*Task to carry out:* Print every line of the listing exactly, please.

*Records to use:*
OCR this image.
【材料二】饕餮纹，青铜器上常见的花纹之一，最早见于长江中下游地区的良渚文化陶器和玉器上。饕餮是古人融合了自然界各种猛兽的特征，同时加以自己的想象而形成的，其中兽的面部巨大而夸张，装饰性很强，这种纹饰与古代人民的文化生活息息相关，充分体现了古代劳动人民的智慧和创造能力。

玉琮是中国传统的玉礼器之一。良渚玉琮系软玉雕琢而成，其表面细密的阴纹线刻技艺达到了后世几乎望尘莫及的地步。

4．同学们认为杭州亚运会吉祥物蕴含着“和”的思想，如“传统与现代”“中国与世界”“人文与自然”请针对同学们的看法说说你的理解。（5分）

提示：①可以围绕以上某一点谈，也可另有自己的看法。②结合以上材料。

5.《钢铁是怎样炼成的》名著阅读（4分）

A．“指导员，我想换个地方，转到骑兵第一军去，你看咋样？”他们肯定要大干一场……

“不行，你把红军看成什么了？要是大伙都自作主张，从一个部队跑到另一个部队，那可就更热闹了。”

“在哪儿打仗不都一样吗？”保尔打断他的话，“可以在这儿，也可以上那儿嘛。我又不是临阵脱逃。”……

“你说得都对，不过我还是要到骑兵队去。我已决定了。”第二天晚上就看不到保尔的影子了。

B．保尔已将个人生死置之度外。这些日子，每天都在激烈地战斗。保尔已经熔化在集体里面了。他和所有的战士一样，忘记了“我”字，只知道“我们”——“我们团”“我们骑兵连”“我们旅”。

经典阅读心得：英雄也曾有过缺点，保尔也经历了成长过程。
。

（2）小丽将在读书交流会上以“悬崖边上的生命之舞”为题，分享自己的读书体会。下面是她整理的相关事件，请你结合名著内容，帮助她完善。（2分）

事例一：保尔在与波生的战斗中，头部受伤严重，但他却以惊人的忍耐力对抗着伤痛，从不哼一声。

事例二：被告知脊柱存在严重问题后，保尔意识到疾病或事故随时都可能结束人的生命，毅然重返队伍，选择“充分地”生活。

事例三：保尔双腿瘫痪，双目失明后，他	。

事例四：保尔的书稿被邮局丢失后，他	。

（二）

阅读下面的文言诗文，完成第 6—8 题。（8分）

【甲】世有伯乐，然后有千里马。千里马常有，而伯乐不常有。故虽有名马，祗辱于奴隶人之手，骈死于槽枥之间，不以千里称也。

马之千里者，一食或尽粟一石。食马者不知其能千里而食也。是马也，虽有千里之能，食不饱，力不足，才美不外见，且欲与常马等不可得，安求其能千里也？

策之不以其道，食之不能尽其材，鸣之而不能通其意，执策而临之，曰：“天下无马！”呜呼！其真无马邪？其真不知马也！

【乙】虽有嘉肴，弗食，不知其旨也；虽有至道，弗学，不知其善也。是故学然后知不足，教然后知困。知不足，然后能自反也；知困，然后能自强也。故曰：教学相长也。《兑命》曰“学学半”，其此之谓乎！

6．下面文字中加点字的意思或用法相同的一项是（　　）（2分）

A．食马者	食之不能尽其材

*Answer:*
OCR this image.
【材料二】饕餮纹，青铜器上常见的花纹之一，最早见于长江中下游地区的良渚文化陶器和玉器上。饕餮是古人融合了自然界各种猛兽的特征，同时加以自己的想象而形成的，其中兽的面部巨大而夸张，装饰性很强，这种纹饰与古代人民的文化生活息息相关，充分体现了古代劳动人民的智慧和创造能力。

玉琮是中国传统的玉礼器之一。良渚玉琮系软玉雕琢而成，其表面细密的阴纹线刻技艺达到了后世几乎望尘莫及的地步。

4．同学们认为杭州亚运会吉祥物蕴含着“和”的思想，如“传统与现代”“中国与世界”“人文与自然”请针对同学们的看法说说你的理解。（5分）

提示：①可以围绕以上某一点谈，也可另有自己的看法。②结合以上材料。

5.《钢铁是怎样炼成的》名著阅读（4分）

A．“指导员，我想换个地方，转到骑兵第一军去，你看咋样？”他们肯定要大干一场……

“不行，你把红军看成什么了？要是大伙都自作主张，从一个部队跑到另一个部队，那可就更热闹了。”

“在哪儿打仗不都一样吗？”保尔打断他的话，“可以在这儿，也可以上那儿嘛。我又不是临阵脱逃。”……

“你说得都对，不过我还是要到骑兵队去。我已决定了。”第二天晚上就看不到保尔的影子了。

B．保尔已将个人生死置之度外。这些日子，每天都在激烈地战斗。保尔已经熔化在集体里面了。他和所有的战士一样，忘记了“我”字，只知道“我们”——“我们团”“我们骑兵连”“我们旅”。

经典阅读心得：英雄也曾有过缺点，保尔也经历了成长过程。
。

（2）小丽将在读书交流会上以“悬崖边上的生命之舞”为题，分享自己的读书体会。下面是她整理的相关事件，请你结合名著内容，帮助她完善。（2分）

事例一：保尔在与波生的战斗中，头部受伤严重，但他却以惊人的忍耐力对抗着伤痛，从不哼一声。

事例二：被告知脊柱存在严重问题后，保尔意识到疾病或事故随时都可能结束人的生命，毅然重返队伍，选择“充分地”生活。

事例三：保尔双腿瘫痪，双目失明后，他	。

事例四：保尔的书稿被邮局丢失后，他	。

（二）

阅读下面的文言诗文，完成第 6—8 题。（8分）

【甲】世有伯乐，然后有千里马。千里马常有，而伯乐不常有。故虽有名马，祗辱于奴隶人之手，骈死于槽枥之间，不以千里称也。

马之千里者，一食或尽粟一石。食马者不知其能千里而食也。是马也，虽有千里之能，食不饱，力不足，才美不外见，且欲与常马等不可得，安求其能千里也？

策之不以其道，食之不能尽其材，鸣之而不能通其意，执策而临之，曰：“天下无马！”呜呼！其真无马邪？其真不知马也！

【乙】虽有嘉肴，弗食，不知其旨也；虽有至道，弗学，不知其善也。是故学然后知不足，教然后知困。知不足，然后能自反也；知困，然后能自强也。故曰：教学相长也。《兑命》曰“学学半”，其此之谓乎！

6．下面文字中加点字的意思或用法相同的一项是（　　）（2分）

A．食马者	食之不能尽其材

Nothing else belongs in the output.